O que fazer
Como você retomaria o texto sobre a Lei do Caminhoneiro? Continue-o a partir da última frase.

Texto fornecido
A Lei do Caminhoneiro, sancionada em 2015, regulamenta a jornada de trabalho desses profissionais, estabelecendo um limite diário de 8 horas, com possibilidade de 2 horas extras mediante acordo. Além disso, determina um tempo máximo de direção contínua de 5 horas e meia, seguido de um descanso de 30 minutos. Para isso existem os Pontos de Parada e Descanso (PPDs) “regulamentados pela Lei nº 13.103/2015, que visam promover a segurança nas estradas, reduzir a fadiga dos motoristas e prevenir acidentes, garantindo condições adequadas de repouso.” Mas, os caminhoneiros se queixam da distância entre esses pontos, o que torna difícil a obediência do intervalo previsto em lei.

[Dados de previsão de caixas delimitadoras]
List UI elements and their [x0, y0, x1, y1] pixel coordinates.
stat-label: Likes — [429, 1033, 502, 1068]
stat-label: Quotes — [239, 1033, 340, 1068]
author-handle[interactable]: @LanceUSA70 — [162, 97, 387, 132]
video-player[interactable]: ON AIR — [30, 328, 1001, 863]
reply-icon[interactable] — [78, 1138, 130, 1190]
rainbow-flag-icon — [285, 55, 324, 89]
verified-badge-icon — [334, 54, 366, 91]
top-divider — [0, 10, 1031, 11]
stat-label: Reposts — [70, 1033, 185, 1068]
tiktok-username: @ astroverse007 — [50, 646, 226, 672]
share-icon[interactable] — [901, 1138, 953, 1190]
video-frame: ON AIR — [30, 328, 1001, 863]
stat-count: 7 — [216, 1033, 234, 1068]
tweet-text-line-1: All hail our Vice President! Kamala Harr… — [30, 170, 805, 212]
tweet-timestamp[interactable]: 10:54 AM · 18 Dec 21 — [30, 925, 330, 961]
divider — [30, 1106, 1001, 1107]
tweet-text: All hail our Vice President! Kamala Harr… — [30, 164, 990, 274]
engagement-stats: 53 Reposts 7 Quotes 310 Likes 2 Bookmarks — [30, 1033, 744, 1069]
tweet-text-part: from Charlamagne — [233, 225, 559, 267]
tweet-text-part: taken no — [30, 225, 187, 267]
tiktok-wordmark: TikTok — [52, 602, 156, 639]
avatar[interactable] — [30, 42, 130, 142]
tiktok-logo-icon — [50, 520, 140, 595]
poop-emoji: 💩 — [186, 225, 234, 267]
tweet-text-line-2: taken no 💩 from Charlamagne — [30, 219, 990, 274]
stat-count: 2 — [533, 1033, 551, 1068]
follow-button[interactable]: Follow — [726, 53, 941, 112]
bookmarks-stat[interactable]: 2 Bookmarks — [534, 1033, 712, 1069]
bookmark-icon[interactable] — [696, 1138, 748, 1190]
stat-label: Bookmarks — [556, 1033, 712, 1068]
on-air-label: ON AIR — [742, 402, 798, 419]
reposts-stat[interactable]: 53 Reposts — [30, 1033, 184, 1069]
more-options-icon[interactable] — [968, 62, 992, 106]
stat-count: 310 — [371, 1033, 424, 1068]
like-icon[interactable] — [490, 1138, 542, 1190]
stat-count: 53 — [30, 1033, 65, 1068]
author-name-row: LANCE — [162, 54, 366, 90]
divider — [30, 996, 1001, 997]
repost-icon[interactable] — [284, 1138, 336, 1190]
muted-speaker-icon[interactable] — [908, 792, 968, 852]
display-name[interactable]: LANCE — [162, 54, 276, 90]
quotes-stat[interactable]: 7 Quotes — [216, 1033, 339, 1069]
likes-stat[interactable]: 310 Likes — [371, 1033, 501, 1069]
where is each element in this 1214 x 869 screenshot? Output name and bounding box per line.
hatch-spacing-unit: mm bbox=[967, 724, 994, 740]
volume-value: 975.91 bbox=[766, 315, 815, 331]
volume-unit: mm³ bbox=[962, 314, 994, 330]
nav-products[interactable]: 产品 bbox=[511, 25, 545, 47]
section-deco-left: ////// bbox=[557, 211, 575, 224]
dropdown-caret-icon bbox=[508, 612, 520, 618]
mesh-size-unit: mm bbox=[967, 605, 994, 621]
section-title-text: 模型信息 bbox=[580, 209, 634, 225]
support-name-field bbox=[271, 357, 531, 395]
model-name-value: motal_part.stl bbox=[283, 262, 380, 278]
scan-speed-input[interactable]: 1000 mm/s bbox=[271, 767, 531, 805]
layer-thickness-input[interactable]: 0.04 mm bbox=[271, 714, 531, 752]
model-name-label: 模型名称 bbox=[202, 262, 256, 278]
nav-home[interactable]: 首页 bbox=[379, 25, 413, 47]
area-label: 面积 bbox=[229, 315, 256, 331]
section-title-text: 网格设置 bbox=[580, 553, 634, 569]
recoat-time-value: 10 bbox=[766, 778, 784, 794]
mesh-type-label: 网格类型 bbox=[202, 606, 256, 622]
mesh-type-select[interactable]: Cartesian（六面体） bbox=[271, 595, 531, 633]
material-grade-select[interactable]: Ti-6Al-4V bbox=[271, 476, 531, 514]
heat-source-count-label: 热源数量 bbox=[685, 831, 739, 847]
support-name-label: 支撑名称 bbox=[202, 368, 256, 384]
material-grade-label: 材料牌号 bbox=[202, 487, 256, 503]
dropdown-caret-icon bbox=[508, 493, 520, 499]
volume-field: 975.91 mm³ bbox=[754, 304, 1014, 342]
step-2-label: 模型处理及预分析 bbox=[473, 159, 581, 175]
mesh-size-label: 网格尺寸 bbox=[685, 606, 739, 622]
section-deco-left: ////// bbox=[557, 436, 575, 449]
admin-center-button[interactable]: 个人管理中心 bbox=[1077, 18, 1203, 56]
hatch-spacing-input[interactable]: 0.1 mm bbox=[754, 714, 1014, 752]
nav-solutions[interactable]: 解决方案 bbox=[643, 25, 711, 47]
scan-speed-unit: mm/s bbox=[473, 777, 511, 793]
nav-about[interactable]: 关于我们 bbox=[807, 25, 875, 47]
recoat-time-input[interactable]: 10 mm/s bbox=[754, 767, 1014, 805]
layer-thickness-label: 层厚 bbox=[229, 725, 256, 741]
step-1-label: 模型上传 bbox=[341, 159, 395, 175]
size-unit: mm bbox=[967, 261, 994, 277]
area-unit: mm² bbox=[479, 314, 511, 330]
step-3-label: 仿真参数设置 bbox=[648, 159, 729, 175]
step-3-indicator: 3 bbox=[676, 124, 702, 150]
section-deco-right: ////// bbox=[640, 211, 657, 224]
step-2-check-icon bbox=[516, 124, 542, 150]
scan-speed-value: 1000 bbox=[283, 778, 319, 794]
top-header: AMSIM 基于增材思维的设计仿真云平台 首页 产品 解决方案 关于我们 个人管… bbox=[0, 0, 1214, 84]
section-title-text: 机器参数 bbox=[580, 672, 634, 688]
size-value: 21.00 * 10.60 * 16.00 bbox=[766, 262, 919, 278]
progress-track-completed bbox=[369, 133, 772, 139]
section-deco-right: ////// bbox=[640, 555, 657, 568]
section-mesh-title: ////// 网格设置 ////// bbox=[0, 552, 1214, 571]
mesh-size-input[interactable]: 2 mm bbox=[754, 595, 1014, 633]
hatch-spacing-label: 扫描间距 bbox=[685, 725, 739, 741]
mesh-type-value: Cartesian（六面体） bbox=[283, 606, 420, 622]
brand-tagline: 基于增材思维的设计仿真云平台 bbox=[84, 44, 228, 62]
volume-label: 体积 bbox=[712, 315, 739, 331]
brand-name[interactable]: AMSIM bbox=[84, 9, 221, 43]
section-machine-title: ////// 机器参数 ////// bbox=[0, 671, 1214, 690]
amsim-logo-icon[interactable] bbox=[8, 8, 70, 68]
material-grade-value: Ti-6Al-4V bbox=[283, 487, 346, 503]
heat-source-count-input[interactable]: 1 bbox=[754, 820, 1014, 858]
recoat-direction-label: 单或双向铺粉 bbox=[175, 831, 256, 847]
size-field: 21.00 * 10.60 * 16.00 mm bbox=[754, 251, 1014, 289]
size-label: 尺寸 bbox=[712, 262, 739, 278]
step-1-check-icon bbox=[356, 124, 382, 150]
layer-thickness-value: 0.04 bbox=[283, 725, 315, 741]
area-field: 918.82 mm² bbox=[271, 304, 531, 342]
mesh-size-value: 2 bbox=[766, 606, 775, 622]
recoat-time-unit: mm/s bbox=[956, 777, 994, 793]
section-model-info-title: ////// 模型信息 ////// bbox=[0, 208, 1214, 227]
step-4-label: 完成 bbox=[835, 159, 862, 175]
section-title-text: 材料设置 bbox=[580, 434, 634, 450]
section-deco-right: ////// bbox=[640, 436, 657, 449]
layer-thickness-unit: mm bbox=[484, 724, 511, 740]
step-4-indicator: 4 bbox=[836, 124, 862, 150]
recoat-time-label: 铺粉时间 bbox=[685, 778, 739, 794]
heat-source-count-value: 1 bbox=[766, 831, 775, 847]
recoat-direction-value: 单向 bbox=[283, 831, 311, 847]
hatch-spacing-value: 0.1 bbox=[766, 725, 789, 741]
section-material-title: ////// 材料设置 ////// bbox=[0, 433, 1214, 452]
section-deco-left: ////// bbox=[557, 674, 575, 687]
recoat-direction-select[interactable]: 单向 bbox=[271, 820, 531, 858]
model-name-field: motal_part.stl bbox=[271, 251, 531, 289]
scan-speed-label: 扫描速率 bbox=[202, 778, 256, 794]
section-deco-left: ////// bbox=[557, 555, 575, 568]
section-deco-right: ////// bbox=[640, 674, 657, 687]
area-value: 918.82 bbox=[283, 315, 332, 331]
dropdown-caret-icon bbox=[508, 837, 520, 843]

Espaço para resposta
A segurança também é uma preocupação constante, com o risco de assaltos e acidentes. Miguel, estudante de Engenharia da Computação e filho de caminhoneiro, fala sobre a realidade do pai. “Geralmente acidente é sempre feio, sempre fui muito medroso com isso. Quando meu pai não dava notícia ou então falava que o caminhão quebrou, ia precisar dormir na estrada, eu sempre ficava muito apreensivo, até que chegava eu não ficava de boa.” Os caminhoneiros enfrentam riscos como acidentes de trânsito, roubos de carga e condições climáticas adversas. A manutenção do veículo e a atenção às condições das estradas são cruciais para minimizar esses riscos.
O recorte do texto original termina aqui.